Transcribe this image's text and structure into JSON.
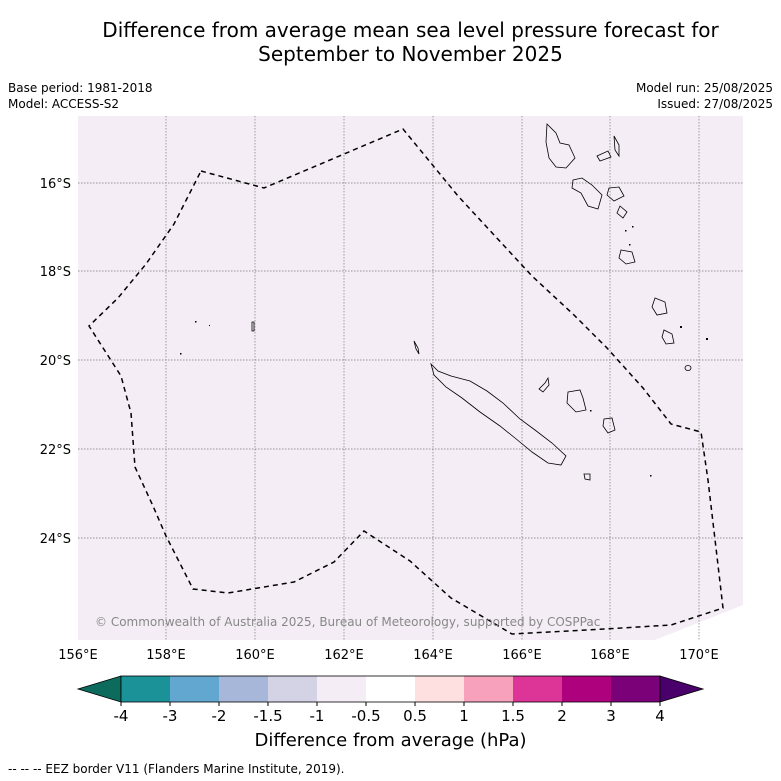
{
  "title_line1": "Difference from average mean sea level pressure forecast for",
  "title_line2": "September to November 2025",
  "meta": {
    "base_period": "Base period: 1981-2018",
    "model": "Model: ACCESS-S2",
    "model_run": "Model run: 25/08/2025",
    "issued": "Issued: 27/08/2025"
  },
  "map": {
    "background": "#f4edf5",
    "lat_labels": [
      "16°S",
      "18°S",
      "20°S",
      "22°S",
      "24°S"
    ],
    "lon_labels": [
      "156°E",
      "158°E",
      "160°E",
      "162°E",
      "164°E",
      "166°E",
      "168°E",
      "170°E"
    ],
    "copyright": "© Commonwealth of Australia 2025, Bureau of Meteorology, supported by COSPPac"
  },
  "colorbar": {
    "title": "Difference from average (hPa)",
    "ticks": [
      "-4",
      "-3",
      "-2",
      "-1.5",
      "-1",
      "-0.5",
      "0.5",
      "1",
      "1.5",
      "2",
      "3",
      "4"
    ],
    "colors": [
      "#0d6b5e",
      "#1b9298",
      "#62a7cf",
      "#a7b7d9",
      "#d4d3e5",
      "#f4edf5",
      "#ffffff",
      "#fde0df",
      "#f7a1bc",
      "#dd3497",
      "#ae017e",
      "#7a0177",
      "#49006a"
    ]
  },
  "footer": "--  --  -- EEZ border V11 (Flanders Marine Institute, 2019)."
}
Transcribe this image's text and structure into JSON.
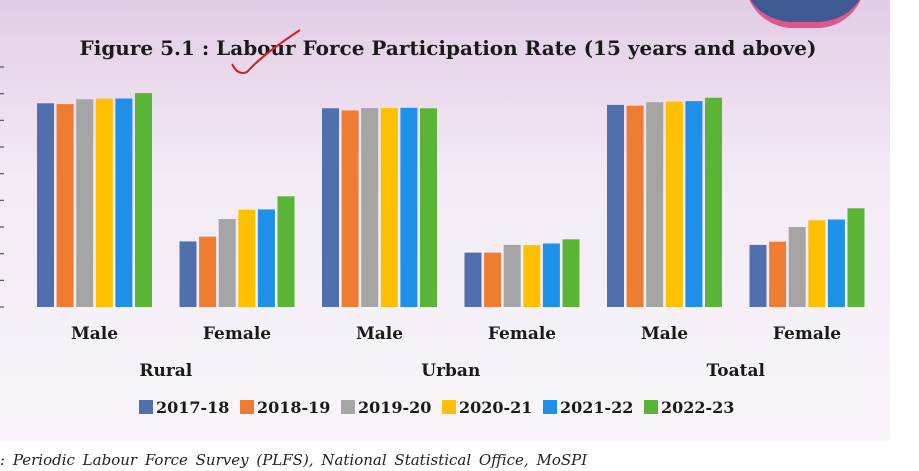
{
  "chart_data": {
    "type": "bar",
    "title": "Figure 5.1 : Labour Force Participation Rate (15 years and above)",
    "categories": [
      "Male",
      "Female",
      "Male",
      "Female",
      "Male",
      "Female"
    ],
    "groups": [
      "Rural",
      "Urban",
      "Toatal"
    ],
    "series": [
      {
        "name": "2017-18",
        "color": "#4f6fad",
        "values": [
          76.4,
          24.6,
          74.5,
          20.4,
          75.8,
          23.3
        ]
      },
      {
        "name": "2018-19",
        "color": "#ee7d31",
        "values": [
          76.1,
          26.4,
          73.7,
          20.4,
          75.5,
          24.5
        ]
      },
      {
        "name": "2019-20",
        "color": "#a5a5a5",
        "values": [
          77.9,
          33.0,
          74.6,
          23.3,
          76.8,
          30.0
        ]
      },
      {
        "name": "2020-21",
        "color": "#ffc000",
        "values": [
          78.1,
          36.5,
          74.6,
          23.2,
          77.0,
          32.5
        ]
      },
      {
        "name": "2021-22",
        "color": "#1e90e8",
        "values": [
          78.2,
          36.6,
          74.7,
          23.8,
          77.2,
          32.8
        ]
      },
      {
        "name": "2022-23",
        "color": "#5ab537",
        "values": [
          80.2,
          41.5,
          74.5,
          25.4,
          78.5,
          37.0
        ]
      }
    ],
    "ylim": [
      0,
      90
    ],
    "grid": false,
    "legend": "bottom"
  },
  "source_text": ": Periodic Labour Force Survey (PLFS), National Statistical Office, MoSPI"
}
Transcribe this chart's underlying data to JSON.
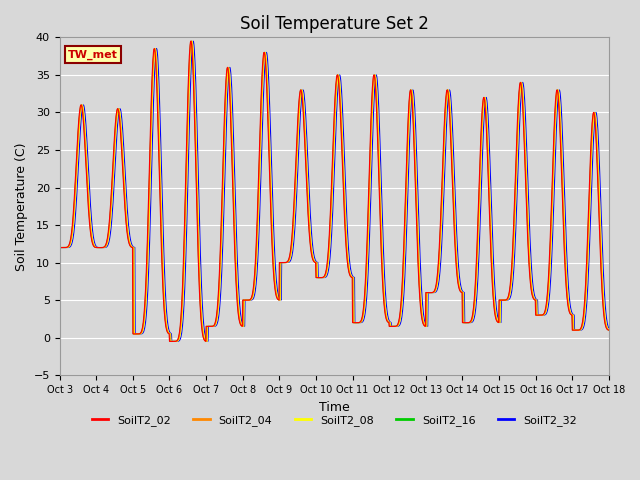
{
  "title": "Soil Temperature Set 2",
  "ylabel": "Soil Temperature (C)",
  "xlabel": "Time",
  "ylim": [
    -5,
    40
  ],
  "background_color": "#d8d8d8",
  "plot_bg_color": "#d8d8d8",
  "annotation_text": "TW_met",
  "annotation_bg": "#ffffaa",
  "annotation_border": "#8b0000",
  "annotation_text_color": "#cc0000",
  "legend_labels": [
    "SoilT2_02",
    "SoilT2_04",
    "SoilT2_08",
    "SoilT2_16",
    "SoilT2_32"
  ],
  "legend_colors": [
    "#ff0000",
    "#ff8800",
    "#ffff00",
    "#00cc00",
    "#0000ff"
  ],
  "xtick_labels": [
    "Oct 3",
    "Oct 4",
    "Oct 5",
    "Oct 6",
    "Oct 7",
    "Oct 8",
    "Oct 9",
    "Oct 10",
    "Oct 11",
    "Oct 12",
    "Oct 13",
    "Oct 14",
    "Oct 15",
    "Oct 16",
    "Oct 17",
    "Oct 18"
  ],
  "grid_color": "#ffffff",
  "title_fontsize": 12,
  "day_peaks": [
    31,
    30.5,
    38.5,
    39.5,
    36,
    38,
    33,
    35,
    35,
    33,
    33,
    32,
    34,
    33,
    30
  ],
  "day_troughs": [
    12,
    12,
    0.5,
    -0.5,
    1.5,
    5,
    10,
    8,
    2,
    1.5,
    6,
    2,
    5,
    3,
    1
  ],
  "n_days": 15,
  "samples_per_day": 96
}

==

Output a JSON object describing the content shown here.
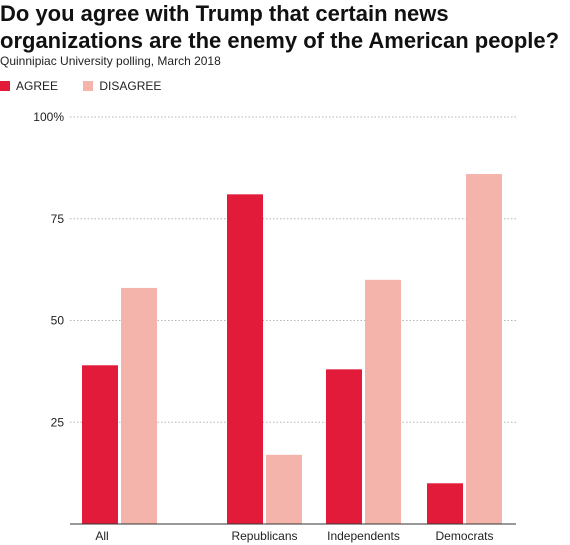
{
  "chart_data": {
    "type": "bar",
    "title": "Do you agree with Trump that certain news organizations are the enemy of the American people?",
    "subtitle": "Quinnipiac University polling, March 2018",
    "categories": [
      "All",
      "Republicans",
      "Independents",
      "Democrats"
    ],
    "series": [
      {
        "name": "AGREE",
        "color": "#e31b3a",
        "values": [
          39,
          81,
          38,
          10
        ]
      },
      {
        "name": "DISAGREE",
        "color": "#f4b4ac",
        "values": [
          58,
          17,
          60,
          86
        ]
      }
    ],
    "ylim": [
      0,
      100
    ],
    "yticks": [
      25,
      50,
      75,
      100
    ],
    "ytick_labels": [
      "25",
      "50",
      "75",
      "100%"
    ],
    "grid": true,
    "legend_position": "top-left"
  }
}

...

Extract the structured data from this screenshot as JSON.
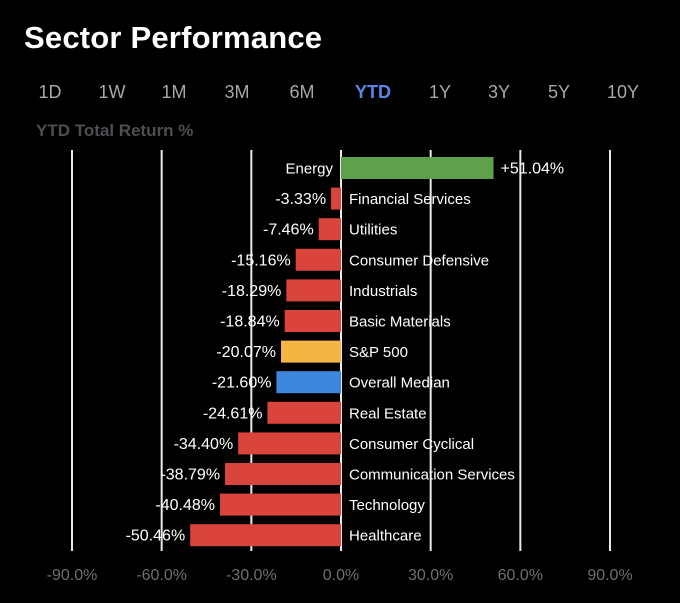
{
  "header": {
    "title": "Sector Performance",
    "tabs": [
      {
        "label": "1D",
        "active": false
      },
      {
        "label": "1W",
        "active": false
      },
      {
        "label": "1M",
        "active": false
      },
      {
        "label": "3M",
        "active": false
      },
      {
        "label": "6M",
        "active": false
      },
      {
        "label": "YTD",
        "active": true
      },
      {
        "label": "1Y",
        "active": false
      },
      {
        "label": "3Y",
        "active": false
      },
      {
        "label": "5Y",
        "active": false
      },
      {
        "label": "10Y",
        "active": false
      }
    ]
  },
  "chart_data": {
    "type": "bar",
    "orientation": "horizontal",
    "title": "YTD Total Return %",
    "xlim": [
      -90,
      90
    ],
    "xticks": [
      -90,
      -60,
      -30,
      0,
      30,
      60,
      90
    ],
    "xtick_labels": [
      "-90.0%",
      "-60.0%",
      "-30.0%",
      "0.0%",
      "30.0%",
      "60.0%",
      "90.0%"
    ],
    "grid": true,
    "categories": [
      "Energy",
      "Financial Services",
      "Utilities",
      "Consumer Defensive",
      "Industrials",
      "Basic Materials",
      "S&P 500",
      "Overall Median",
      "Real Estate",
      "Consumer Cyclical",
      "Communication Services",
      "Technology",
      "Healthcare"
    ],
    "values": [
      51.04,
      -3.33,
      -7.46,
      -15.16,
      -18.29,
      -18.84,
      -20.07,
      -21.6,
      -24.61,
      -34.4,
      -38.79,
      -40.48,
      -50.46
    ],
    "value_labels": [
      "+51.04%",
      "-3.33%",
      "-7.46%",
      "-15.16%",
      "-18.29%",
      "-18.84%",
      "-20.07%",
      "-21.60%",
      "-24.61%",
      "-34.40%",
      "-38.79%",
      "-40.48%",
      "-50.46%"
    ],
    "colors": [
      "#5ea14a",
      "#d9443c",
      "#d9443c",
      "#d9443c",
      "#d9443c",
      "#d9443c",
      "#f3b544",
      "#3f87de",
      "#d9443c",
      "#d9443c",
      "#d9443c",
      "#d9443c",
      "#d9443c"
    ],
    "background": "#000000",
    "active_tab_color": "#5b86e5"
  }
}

**What you should do:**
Which lines in the listing above hold the word "Model"? Show each of them.

**The output:**
    "model": "Model: ACCESS-S2",
    "model_run": "Model run: 25/08/2025",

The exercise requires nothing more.